• [EXERCISE BRIEF]
All lines holding the string "access" are to be shown.

• [EXERCISE INPUTS]
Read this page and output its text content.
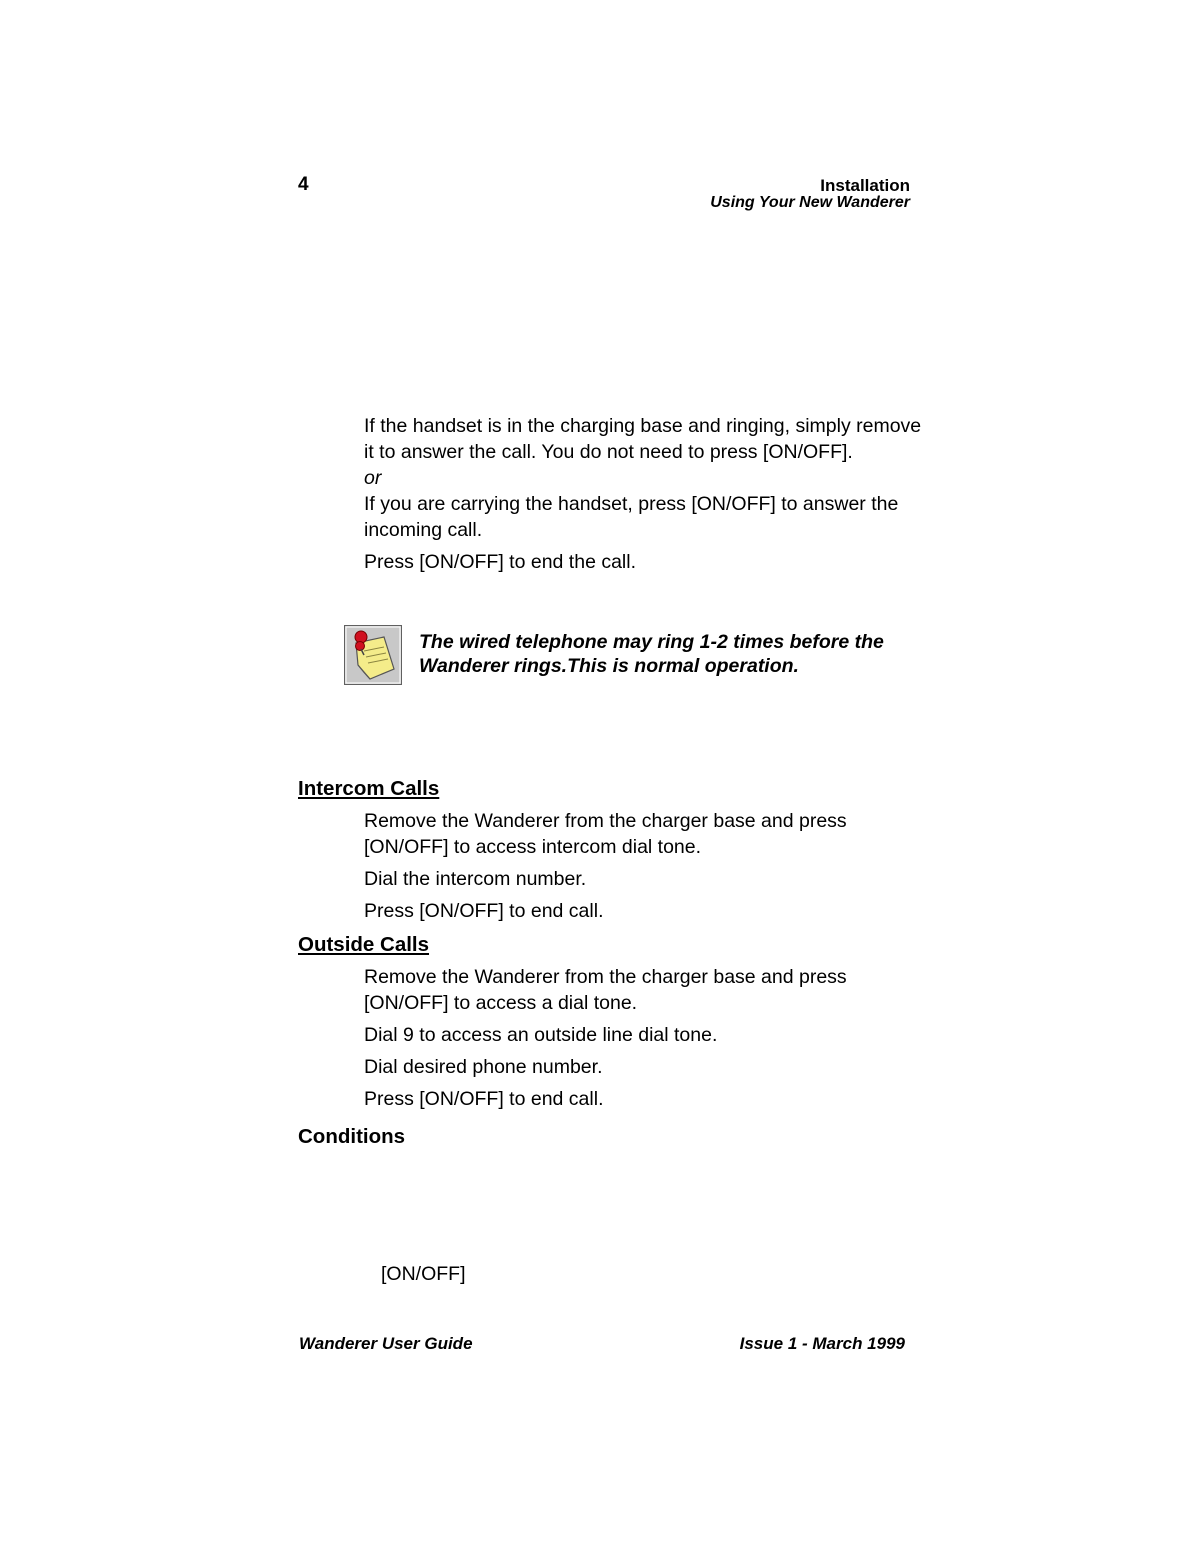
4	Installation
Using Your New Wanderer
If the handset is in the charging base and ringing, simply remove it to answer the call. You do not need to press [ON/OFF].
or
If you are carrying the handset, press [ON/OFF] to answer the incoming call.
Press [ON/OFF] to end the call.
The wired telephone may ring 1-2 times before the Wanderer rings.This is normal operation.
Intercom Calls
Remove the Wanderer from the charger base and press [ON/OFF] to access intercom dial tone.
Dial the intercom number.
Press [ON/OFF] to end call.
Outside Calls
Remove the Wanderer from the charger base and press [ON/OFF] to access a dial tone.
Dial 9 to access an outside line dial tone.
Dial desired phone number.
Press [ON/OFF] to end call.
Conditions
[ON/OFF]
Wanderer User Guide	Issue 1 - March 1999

• [FINISHED ANSWER]
Remove the Wanderer from the charger base and press [ON/OFF] to access intercom dial tone.
Remove the Wanderer from the charger base and press [ON/OFF] to access a dial tone.
Dial 9 to access an outside line dial tone.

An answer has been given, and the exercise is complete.